▸ Given problem:
Write the material out again in full, word for word. Do not include the pictures.

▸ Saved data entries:
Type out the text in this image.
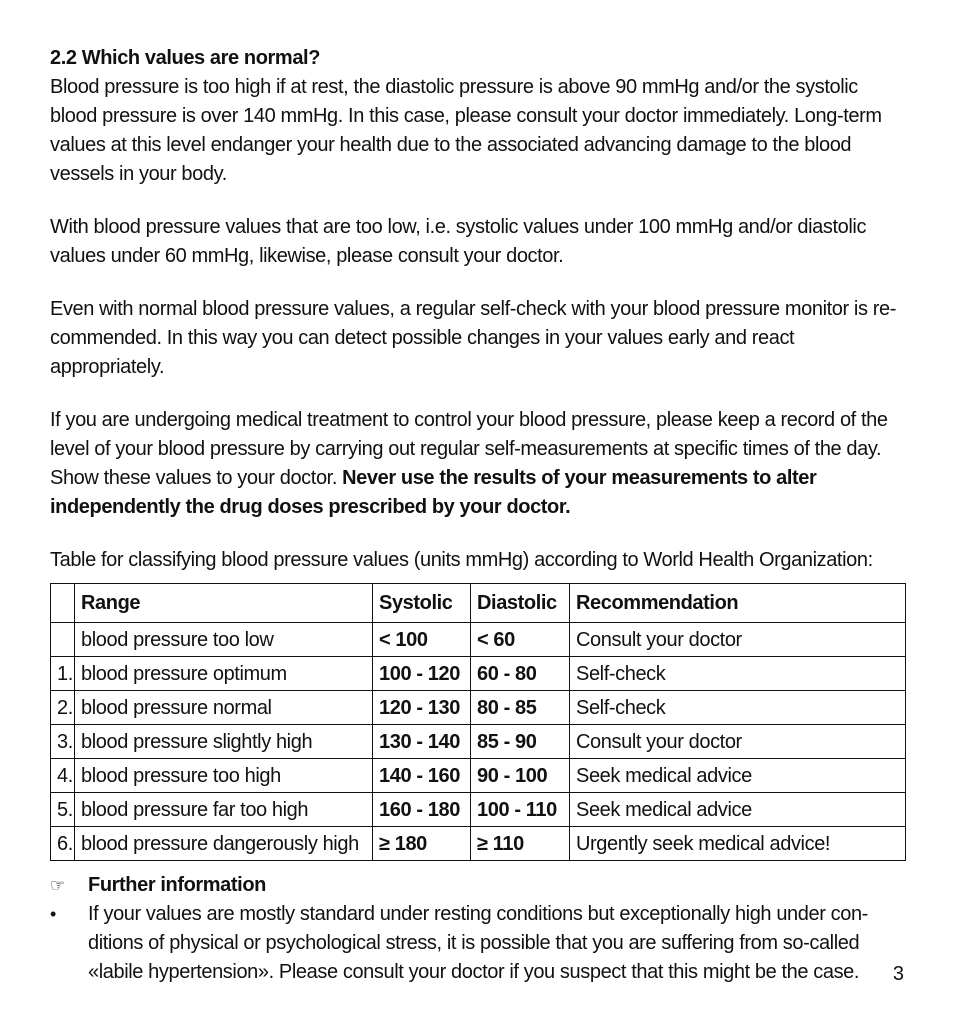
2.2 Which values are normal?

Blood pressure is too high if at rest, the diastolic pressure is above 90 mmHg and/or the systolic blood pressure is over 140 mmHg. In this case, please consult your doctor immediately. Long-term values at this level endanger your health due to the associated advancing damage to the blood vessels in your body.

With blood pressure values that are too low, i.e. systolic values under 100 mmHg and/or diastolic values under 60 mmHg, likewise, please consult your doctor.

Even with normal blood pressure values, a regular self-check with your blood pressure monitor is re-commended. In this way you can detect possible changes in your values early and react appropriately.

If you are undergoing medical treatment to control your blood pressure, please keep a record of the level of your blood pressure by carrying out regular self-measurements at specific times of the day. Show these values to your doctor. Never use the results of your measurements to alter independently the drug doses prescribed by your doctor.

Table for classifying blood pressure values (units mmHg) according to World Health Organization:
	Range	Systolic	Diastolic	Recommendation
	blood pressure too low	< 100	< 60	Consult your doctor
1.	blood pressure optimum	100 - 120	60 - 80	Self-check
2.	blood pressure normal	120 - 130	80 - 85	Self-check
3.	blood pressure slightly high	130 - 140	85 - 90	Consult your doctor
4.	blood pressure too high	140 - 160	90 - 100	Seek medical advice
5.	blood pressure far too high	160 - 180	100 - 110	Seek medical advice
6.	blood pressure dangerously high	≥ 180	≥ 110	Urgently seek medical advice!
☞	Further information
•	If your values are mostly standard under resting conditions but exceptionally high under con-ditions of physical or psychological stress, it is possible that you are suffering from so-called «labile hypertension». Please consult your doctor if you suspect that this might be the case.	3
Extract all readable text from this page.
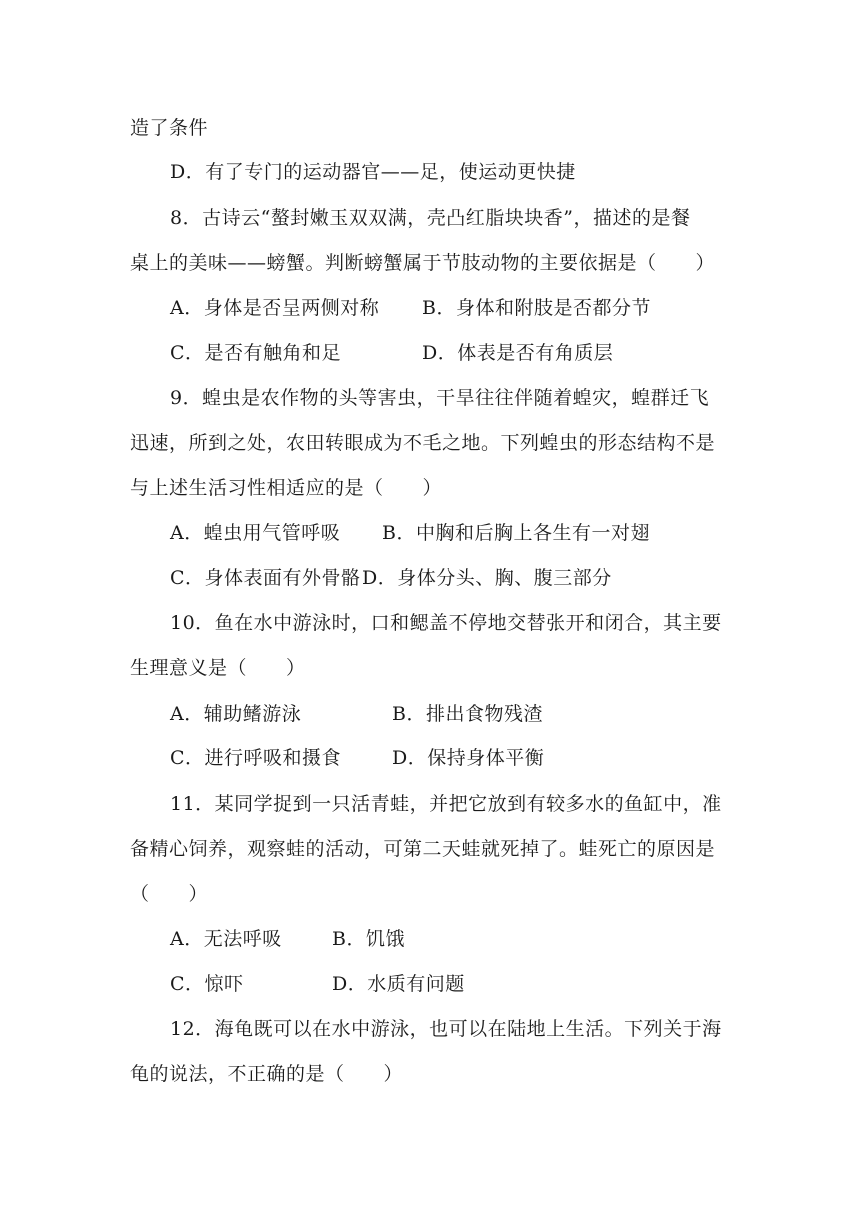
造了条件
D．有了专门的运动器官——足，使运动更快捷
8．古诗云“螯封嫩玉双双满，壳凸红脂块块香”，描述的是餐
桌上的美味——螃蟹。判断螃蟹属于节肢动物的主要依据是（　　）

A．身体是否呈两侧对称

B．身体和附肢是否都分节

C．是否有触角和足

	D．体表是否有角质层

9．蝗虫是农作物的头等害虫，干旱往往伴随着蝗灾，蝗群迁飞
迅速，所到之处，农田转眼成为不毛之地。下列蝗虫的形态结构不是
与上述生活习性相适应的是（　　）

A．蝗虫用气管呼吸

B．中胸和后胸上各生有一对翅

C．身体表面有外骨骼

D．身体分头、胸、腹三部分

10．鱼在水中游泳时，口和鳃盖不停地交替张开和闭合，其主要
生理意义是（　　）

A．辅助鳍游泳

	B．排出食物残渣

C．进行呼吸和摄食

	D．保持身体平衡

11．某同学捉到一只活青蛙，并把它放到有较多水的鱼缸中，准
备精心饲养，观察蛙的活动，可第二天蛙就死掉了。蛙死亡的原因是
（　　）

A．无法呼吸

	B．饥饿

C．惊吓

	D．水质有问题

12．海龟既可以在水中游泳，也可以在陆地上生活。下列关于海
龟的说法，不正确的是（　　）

▸ Task response:
Type out the text in this image.
2.2 Which values are normal?

Blood pressure is too high if at rest, the diastolic pressure is above 90 mmHg and/or the systolic blood pressure is over 140 mmHg. In this case, please consult your doctor immediately. Long-term values at this level endanger your health due to the associated advancing damage to the blood vessels in your body.

With blood pressure values that are too low, i.e. systolic values under 100 mmHg and/or diastolic values under 60 mmHg, likewise, please consult your doctor.

Even with normal blood pressure values, a regular self-check with your blood pressure monitor is re-commended. In this way you can detect possible changes in your values early and react appropriately.

If you are undergoing medical treatment to control your blood pressure, please keep a record of the level of your blood pressure by carrying out regular self-measurements at specific times of the day. Show these values to your doctor. Never use the results of your measurements to alter independently the drug doses prescribed by your doctor.

Table for classifying blood pressure values (units mmHg) according to World Health Organization:
	Range	Systolic	Diastolic	Recommendation
	blood pressure too low	< 100	< 60	Consult your doctor
1.	blood pressure optimum	100 - 120	60 - 80	Self-check
2.	blood pressure normal	120 - 130	80 - 85	Self-check
3.	blood pressure slightly high	130 - 140	85 - 90	Consult your doctor
4.	blood pressure too high	140 - 160	90 - 100	Seek medical advice
5.	blood pressure far too high	160 - 180	100 - 110	Seek medical advice
6.	blood pressure dangerously high	≥ 180	≥ 110	Urgently seek medical advice!
☞	Further information
•	If your values are mostly standard under resting conditions but exceptionally high under con-ditions of physical or psychological stress, it is possible that you are suffering from so-called «labile hypertension». Please consult your doctor if you suspect that this might be the case.	3
Extract all readable text from this page.
造了条件
D．有了专门的运动器官——足，使运动更快捷
8．古诗云“螯封嫩玉双双满，壳凸红脂块块香”，描述的是餐
桌上的美味——螃蟹。判断螃蟹属于节肢动物的主要依据是（　　）

A．身体是否呈两侧对称

B．身体和附肢是否都分节

C．是否有触角和足

	D．体表是否有角质层

9．蝗虫是农作物的头等害虫，干旱往往伴随着蝗灾，蝗群迁飞
迅速，所到之处，农田转眼成为不毛之地。下列蝗虫的形态结构不是
与上述生活习性相适应的是（　　）

A．蝗虫用气管呼吸

B．中胸和后胸上各生有一对翅

C．身体表面有外骨骼

D．身体分头、胸、腹三部分

10．鱼在水中游泳时，口和鳃盖不停地交替张开和闭合，其主要
生理意义是（　　）

A．辅助鳍游泳

	B．排出食物残渣

C．进行呼吸和摄食

	D．保持身体平衡

11．某同学捉到一只活青蛙，并把它放到有较多水的鱼缸中，准
备精心饲养，观察蛙的活动，可第二天蛙就死掉了。蛙死亡的原因是
（　　）

A．无法呼吸

	B．饥饿

C．惊吓

	D．水质有问题

12．海龟既可以在水中游泳，也可以在陆地上生活。下列关于海
龟的说法，不正确的是（　　）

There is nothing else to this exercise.